Reading text>
>>>>>
Structured Outputs

Structured Outputs ensures the model’s response conforms to a JSON Schema you provide. This eliminates parsing failures and guarantees type-safe responses for extraction, classification, data transformation, or feeding results into downstream systems.

Response Formats

Tensoras supports three response format modes, all set via the response_format parameter on the Chat Completions endpoint:

Mode	`response_format`	Guarantee
Text (default)	`{ "type": "text" }`	No constraint — model returns free-form text
JSON Object	`{ "type": "json_object" }`	Output is valid JSON, but no schema enforcement
JSON Schema	`{ "type": "json_schema", "json_schema": { ... } }`	Output conforms to the exact schema you provide

JSON Object Mode

JSON Object mode ensures the model always returns valid JSON. You still need to describe the desired structure in your prompt, but the output is guaranteed to parse without errors.

Python

from tensoras import Tensoras
 
client = Tensoras(api_key="tns_your_key_here")
 
response = client.chat.completions.create(
    model="llama-3.3-70b",
    messages=[
        {
            "role": "system",
            "content": "You extract structured data. Always respond in JSON with keys: name, genre, year.",
        },
        {
            "role": "user",
            "content": "Tell me about the movie Inception.",
        },
    ],
    response_format={"type": "json_object"},
)
 
import json
data = json.loads(response.choices[0].message.content)
print(data)
<<<<<
Layout records
>>>>>
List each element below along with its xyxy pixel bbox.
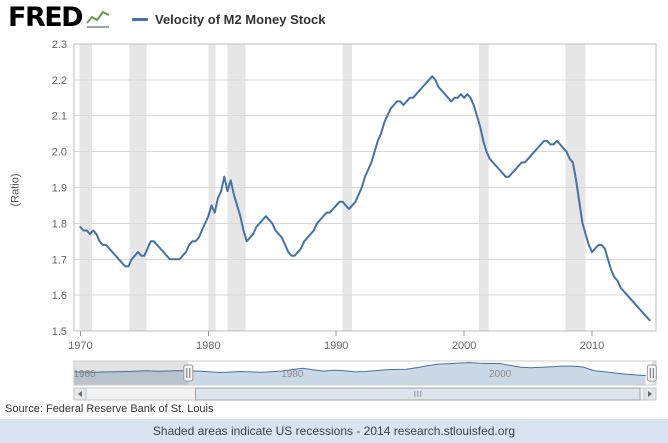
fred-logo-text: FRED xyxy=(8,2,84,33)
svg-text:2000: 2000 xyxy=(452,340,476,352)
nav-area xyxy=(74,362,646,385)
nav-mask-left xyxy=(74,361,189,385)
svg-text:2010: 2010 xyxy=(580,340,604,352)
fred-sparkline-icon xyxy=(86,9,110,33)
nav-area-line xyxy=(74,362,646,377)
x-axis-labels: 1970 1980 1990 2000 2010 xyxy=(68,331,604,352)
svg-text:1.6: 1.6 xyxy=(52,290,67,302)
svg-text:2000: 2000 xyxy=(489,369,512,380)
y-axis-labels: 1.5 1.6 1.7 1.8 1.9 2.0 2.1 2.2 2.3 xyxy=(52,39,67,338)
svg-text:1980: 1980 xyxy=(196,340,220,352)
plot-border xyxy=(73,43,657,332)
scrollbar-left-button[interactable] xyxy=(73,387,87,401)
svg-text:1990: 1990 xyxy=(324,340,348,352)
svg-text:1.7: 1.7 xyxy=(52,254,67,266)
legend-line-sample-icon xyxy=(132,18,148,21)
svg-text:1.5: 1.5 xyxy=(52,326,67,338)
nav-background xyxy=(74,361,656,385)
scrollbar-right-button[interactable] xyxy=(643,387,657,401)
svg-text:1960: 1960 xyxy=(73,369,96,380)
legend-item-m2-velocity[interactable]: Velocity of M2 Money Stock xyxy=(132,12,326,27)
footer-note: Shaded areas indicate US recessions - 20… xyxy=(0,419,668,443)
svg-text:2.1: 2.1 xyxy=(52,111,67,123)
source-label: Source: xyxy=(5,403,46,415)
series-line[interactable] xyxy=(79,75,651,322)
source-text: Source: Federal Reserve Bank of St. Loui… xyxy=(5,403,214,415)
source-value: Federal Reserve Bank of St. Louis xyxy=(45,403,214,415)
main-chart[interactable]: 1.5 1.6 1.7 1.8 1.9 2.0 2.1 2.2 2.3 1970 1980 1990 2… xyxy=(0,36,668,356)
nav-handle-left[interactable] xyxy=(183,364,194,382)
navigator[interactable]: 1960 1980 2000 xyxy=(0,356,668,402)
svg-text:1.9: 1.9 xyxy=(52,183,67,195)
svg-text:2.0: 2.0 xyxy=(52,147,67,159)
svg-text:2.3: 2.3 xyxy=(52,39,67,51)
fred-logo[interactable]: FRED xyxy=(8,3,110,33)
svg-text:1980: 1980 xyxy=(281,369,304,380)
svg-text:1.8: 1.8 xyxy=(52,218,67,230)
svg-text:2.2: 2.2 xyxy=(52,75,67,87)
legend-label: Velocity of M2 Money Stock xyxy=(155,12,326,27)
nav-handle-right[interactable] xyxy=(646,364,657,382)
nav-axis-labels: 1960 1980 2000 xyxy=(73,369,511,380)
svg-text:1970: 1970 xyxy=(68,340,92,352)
<<<<<
Problems to work on>
(1) Answer these questions about the Structured Outputs text:
(a) Which parameter sets the response format mode, and on which endpoint?
(b) Which mode guarantees valid JSON without enforcing a schema?
(c) Which model does the Python example request?
(2) Write the next part of the Structured Outputs text, starting after its final line of Python code.

Outputs for the tasks>
(1)
(a) The response_format parameter, on the Chat Completions endpoint.
(b) JSON Object mode.
(c) llama-3.3-70b.

(2)
Output

{
  "name": "Inception",
  "genre": "Science Fiction",
  "year": 2010
}

Node.js

import Tensoras from "tensoras";
 
const client = new Tensoras({ apiKey: "tns_your_key_here" });
 
const response = await client.chat.completions.create({
  model: "llama-3.3-70b",
  messages: [
    {
      role: "system",
      content:
        "You extract structured data. Always respond in JSON with keys: name, genre, year.",
    },
    {
      role: "user",
      content: "Tell me about the movie Inception.",
    },
  ],
  response_format: { type: "json_object" },
});
 
const data = JSON.parse(response.choices[0].message.content!);
console.log(data);

curl

curl https://api.tensoras.ai/v1/chat/completions \
  -H "Content-Type: application/json" \
  -H "Authorization: Bearer tns_your_key_here" \
  -d '{
    "model": "llama-3.3-70b",
    "messages": [
      {"role": "system", "content": "You extract structured data. Always respond in JSON with keys: name, genre, year."},
      {"role": "user", "content": "Tell me about the movie Inception."}
    ],
    "response_format": {"type": "json_object"}
  }'

JSON Schema Mode

JSON Schema mode goes further — you provide a JSON Schema definition, and the model’s output is guaranteed to conform to that schema. This uses constrained decoding to enforce the schema at the token level.

Python

from tensoras import Tensoras
 
client = Tensoras(api_key="tns_your_key_here")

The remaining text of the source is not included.